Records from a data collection
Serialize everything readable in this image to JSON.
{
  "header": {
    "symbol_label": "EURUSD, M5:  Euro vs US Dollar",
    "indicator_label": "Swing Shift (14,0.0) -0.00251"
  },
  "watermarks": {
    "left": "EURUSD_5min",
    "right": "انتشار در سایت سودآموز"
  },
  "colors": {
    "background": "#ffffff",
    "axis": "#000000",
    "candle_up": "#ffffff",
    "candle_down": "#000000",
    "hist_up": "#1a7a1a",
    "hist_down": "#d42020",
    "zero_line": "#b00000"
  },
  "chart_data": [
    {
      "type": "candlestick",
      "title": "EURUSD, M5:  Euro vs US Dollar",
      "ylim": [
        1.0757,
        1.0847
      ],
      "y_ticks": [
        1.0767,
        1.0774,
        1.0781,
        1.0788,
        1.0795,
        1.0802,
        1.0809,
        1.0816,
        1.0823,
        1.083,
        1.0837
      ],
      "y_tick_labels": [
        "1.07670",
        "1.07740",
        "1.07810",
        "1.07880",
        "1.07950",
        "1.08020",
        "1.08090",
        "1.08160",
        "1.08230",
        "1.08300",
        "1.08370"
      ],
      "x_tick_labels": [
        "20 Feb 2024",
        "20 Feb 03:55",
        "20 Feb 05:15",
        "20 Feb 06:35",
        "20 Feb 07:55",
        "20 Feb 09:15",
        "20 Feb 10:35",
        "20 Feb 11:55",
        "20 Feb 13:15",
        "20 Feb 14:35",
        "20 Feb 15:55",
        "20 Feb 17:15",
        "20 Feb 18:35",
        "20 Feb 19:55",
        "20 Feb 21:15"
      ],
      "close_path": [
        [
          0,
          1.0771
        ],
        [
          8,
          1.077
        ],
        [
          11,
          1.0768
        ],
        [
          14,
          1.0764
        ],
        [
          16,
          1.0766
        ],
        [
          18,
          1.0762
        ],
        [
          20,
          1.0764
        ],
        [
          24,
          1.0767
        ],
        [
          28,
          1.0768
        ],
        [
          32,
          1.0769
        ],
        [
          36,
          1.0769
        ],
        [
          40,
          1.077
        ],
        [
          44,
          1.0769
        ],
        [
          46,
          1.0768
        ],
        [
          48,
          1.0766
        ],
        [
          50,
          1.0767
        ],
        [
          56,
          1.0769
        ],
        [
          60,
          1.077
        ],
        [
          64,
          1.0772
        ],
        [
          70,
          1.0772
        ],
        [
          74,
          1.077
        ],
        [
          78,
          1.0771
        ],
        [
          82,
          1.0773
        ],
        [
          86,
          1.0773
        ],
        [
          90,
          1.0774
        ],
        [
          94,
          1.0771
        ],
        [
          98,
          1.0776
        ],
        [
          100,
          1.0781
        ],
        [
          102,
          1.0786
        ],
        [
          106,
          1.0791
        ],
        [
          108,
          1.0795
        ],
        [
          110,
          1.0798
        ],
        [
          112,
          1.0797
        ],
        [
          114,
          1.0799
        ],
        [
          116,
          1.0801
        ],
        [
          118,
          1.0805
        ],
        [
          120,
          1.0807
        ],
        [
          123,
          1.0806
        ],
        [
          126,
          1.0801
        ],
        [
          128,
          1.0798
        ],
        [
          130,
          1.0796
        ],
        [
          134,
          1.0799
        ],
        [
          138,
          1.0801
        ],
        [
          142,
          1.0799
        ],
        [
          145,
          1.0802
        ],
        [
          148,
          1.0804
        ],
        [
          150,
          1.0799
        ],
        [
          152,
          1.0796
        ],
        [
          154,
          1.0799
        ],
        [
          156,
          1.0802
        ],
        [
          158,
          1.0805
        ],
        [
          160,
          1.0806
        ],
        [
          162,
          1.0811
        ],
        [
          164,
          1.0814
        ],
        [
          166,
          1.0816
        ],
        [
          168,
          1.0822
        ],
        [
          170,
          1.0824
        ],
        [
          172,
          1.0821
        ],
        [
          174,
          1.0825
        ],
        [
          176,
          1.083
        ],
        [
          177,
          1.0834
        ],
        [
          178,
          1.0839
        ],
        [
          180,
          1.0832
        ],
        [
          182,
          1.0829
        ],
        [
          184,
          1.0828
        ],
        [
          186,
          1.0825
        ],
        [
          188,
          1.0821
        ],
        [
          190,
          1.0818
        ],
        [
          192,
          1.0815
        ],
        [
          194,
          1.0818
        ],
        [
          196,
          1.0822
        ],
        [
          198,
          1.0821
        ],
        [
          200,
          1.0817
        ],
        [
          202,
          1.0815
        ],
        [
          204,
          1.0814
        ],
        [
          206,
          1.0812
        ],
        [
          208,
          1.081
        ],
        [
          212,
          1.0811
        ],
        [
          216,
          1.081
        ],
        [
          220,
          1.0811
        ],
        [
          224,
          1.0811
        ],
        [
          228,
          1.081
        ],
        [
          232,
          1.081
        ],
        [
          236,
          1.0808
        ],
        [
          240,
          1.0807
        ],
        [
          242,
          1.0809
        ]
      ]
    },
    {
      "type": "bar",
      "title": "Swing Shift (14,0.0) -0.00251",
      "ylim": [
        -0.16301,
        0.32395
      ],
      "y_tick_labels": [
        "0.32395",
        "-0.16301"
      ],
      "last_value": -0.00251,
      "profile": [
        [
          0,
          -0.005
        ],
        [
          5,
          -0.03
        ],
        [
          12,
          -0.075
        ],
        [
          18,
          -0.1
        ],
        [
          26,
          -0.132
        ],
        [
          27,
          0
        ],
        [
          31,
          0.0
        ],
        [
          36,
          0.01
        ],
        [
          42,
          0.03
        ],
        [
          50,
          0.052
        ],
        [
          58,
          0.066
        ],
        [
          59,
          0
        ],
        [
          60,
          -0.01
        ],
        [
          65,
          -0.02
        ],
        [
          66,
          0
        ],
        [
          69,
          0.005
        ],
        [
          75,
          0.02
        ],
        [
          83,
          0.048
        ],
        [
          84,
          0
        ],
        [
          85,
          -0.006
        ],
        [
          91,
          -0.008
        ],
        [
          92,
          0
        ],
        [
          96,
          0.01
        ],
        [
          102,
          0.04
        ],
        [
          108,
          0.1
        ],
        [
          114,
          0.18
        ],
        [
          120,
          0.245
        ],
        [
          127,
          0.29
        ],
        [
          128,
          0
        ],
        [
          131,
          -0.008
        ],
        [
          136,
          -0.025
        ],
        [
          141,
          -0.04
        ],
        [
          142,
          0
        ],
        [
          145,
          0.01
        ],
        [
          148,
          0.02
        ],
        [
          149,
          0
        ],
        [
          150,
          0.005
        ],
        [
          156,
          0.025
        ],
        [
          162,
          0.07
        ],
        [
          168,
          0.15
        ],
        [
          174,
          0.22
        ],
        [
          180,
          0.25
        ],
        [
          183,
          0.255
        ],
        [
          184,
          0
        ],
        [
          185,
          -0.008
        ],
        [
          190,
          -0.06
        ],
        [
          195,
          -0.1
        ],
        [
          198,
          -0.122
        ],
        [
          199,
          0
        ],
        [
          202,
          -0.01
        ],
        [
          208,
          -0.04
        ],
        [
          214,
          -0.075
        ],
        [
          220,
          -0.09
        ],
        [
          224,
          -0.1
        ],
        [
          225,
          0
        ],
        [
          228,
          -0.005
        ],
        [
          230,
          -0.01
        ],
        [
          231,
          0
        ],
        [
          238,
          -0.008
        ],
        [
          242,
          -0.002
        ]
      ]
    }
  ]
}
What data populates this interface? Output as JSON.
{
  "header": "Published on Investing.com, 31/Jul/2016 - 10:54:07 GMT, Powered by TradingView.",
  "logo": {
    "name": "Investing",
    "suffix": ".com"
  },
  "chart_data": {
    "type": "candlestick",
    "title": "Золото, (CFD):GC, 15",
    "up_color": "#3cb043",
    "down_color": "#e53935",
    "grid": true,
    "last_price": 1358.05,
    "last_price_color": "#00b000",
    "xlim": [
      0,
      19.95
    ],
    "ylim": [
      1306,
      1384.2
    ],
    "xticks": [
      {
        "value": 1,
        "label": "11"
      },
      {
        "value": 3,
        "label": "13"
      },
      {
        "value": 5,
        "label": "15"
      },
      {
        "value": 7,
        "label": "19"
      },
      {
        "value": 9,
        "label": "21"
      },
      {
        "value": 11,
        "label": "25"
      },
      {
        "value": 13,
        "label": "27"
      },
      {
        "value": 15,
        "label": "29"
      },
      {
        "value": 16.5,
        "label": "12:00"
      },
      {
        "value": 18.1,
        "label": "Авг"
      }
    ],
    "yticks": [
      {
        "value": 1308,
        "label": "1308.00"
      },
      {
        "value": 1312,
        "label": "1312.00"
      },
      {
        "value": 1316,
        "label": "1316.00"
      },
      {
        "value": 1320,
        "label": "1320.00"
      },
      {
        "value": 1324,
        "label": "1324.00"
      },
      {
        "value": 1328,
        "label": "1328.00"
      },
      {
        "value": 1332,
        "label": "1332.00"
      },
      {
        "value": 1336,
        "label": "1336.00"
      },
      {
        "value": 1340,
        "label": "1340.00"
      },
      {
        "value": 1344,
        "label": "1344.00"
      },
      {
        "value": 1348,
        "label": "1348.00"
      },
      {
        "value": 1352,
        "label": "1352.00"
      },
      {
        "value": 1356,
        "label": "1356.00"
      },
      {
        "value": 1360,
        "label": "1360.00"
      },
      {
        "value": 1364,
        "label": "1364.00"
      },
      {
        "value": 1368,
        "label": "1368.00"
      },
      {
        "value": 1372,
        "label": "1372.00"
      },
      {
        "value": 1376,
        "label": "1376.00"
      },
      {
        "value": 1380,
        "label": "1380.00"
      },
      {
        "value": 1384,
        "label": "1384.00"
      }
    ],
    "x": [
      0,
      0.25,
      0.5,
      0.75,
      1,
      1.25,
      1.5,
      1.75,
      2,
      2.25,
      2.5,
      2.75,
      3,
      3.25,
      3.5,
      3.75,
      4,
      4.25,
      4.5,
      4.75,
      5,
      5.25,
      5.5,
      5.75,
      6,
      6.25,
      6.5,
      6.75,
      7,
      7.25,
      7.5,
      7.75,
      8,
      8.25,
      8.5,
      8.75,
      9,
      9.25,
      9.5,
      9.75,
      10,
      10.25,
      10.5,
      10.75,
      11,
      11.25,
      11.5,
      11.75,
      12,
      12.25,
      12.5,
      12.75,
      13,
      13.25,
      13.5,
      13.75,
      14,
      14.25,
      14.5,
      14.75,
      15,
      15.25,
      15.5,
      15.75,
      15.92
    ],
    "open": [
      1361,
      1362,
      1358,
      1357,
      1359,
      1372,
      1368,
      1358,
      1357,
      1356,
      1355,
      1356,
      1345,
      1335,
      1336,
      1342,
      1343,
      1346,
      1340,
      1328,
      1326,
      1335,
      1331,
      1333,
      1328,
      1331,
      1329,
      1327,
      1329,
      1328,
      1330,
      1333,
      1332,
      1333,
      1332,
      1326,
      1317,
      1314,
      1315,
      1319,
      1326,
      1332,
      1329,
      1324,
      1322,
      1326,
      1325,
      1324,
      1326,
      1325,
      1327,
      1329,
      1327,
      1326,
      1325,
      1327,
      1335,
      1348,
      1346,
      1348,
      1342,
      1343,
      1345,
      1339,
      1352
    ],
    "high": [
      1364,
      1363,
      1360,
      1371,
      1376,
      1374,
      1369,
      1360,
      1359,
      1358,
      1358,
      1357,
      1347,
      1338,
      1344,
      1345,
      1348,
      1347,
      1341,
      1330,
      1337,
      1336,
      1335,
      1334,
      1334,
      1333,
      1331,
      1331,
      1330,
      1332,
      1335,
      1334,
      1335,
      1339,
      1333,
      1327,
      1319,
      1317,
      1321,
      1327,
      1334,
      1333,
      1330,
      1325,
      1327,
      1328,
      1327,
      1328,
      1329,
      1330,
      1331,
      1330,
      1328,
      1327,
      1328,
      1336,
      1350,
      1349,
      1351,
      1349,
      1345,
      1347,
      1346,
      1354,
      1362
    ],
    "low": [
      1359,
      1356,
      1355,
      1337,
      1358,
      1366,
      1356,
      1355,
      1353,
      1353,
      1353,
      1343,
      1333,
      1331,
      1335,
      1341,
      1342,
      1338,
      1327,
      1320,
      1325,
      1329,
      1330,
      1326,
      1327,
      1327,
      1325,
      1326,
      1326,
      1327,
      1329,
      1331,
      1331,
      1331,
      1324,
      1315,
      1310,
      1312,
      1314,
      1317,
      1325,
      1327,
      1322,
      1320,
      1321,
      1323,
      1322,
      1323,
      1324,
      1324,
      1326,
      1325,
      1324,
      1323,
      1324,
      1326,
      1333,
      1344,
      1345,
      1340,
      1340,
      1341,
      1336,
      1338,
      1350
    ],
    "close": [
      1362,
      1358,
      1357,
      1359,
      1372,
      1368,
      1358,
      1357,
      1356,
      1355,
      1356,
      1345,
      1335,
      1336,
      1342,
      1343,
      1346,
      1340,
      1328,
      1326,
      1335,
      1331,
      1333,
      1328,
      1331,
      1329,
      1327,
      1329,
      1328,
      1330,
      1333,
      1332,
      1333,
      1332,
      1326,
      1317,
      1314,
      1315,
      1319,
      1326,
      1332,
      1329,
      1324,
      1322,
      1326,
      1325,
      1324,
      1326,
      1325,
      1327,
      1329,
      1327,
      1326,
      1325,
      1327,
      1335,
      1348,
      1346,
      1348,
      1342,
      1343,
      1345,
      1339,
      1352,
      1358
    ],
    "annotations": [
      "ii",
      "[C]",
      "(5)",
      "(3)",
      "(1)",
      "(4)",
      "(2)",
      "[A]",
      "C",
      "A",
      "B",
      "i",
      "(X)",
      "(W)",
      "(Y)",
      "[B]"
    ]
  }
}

*Work required*. Among the entries above, identify all lines with "Shift" and copy them.

*Correct answer*.
    "indicator_label": "Swing Shift (14,0.0) -0.00251"
      "title": "Swing Shift (14,0.0) -0.00251",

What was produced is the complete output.